#### [INPUT MATERIAL]
☆ ☆ ☆ ☆

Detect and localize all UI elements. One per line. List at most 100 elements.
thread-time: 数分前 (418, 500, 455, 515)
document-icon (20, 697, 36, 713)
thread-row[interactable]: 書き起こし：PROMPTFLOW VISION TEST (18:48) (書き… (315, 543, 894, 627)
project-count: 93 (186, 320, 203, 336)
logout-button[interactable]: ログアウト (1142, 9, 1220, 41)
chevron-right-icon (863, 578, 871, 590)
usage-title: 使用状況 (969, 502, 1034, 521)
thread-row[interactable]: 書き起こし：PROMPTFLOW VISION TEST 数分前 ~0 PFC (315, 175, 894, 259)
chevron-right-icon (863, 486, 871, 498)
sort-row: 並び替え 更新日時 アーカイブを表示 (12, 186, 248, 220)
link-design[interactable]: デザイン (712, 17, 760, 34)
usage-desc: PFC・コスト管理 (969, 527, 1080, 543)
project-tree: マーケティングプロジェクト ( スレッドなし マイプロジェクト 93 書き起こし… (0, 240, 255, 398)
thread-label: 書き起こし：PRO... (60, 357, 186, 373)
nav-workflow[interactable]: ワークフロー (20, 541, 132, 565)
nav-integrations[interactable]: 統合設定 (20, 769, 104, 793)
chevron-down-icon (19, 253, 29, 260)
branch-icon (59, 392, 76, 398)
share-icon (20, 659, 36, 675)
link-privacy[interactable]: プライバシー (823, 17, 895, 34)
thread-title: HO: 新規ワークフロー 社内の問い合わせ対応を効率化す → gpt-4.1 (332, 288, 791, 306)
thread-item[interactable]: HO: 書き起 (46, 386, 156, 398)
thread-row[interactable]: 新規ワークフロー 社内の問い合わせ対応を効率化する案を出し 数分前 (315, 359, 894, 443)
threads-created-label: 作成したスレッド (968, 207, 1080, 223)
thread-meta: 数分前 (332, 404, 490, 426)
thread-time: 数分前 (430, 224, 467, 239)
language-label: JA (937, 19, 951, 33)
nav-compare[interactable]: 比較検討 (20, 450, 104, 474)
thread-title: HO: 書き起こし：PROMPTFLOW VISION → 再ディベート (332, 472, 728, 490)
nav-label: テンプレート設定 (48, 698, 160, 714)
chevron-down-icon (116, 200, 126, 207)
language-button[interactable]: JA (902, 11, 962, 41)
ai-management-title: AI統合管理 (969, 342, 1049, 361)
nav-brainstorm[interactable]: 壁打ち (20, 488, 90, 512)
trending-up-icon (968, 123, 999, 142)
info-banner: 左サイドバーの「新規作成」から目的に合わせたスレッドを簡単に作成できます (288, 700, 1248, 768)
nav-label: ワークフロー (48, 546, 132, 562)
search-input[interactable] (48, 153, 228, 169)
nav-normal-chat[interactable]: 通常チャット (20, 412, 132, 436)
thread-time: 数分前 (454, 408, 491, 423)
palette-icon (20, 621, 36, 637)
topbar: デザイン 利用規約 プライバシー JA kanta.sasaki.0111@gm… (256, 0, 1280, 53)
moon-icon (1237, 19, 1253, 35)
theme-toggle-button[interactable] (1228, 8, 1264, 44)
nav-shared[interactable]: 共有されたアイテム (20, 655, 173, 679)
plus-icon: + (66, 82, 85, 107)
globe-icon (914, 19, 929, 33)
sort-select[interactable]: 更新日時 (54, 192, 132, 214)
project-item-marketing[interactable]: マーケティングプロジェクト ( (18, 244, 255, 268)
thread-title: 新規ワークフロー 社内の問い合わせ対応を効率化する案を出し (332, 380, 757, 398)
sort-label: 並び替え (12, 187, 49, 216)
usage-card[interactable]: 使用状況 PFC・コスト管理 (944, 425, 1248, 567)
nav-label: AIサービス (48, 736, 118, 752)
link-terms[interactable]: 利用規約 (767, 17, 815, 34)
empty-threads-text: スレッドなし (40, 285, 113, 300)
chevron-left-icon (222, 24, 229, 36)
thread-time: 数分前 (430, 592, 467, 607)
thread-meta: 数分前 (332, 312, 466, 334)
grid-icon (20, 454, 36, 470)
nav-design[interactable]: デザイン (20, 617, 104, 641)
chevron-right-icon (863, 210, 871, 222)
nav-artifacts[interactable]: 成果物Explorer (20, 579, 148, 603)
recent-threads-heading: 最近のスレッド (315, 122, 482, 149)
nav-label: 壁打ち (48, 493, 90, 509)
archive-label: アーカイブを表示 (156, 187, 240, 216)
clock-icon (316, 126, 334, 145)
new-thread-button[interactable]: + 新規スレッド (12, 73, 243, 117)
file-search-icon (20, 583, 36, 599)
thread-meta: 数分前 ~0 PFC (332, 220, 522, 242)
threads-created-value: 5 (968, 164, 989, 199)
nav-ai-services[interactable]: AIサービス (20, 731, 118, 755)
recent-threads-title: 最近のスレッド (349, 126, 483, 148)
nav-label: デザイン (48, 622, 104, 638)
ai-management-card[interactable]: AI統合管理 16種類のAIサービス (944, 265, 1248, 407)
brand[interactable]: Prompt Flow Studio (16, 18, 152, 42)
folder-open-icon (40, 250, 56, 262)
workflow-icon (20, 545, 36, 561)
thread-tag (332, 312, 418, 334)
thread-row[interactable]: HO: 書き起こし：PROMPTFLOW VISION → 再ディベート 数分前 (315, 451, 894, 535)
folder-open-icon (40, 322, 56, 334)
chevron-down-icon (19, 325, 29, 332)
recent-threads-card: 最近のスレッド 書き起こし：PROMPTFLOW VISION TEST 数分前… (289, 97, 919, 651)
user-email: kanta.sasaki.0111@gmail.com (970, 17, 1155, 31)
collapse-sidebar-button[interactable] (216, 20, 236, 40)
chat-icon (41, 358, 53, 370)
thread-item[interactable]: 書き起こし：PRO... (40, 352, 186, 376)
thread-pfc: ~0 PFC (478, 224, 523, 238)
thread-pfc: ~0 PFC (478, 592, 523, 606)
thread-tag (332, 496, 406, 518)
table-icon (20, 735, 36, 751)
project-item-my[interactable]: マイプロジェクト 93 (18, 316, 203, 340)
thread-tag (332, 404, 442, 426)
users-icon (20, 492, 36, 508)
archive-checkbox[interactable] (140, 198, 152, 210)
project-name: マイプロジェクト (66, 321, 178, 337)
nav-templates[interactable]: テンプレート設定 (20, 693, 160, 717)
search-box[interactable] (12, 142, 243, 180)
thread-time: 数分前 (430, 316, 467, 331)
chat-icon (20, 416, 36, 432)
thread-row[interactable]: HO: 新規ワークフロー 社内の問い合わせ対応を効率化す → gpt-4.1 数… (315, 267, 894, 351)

☆ ☆ ☆ ☆

#### [THE TASK]
Copy the lines of the records word for word, from the beginning through the line that contains "project-count: 93 (186, 320, 203, 336)", with both ends included.

#### [THE REPLY]
Detect and localize all UI elements. One per line. List at most 100 elements.
thread-time: 数分前 (418, 500, 455, 515)
document-icon (20, 697, 36, 713)
thread-row[interactable]: 書き起こし：PROMPTFLOW VISION TEST (18:48) (書き… (315, 543, 894, 627)
project-count: 93 (186, 320, 203, 336)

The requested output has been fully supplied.